◆ **Element location listings**
□ □ □

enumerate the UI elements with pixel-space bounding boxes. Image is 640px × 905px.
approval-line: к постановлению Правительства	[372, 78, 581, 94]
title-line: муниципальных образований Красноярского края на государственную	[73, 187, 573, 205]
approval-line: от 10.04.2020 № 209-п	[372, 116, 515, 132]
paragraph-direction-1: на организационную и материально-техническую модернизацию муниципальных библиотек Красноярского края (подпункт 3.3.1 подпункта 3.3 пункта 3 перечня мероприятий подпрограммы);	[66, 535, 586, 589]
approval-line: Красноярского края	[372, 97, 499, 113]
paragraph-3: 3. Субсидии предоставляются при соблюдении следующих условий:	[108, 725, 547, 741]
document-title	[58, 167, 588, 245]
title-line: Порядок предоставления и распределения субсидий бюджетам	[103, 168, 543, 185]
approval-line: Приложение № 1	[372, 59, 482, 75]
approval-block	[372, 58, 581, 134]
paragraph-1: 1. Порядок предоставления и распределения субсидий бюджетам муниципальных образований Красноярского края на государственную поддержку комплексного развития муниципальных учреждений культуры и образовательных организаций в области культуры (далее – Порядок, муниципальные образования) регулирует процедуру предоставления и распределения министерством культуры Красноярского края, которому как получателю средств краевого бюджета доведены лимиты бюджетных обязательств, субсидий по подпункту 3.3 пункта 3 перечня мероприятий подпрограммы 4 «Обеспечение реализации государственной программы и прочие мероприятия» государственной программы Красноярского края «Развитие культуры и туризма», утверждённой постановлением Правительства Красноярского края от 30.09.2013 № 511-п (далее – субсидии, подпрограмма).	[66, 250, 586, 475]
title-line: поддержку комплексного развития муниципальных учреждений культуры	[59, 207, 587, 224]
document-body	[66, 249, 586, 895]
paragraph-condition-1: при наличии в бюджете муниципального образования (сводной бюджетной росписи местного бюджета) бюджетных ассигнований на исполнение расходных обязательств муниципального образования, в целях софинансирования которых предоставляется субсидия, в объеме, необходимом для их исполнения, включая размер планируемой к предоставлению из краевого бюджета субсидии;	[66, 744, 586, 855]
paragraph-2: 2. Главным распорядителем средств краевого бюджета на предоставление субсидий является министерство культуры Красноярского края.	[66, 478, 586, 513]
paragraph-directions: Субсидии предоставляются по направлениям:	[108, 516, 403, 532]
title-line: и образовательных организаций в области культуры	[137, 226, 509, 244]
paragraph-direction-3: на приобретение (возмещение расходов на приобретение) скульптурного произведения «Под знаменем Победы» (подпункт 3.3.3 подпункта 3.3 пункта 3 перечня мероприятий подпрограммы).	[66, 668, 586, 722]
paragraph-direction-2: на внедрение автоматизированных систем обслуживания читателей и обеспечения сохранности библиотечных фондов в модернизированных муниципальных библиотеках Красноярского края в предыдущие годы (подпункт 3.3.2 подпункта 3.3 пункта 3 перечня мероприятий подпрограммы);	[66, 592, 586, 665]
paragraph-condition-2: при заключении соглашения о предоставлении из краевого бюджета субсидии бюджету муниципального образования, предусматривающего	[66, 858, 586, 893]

□ □ □

◆ **TASK TO CARRY OUT**
Which lines of the entries contain the word "мероприятий"? Return each of those lines in full.

◆ **PROBLEM SOLUTION**
paragraph-direction-1: на организационную и материально-техническую модернизацию муниципальных библиотек Красноярского края (подпункт 3.3.1 подпункта 3.3 пункта 3 перечня мероприятий подпрограммы);	[66, 535, 586, 589]
paragraph-1: 1. Порядок предоставления и распределения субсидий бюджетам муниципальных образований Красноярского края на государственную поддержку комплексного развития муниципальных учреждений культуры и образовательных организаций в области культуры (далее – Порядок, муниципальные образования) регулирует процедуру предоставления и распределения министерством культуры Красноярского края, которому как получателю средств краевого бюджета доведены лимиты бюджетных обязательств, субсидий по подпункту 3.3 пункта 3 перечня мероприятий подпрограммы 4 «Обеспечение реализации государственной программы и прочие мероприятия» государственной программы Красноярского края «Развитие культуры и туризма», утверждённой постановлением Правительства Красноярского края от 30.09.2013 № 511-п (далее – субсидии, подпрограмма).	[66, 250, 586, 475]
paragraph-direction-3: на приобретение (возмещение расходов на приобретение) скульптурного произведения «Под знаменем Победы» (подпункт 3.3.3 подпункта 3.3 пункта 3 перечня мероприятий подпрограммы).	[66, 668, 586, 722]
paragraph-direction-2: на внедрение автоматизированных систем обслуживания читателей и обеспечения сохранности библиотечных фондов в модернизированных муниципальных библиотеках Красноярского края в предыдущие годы (подпункт 3.3.2 подпункта 3.3 пункта 3 перечня мероприятий подпрограммы);	[66, 592, 586, 665]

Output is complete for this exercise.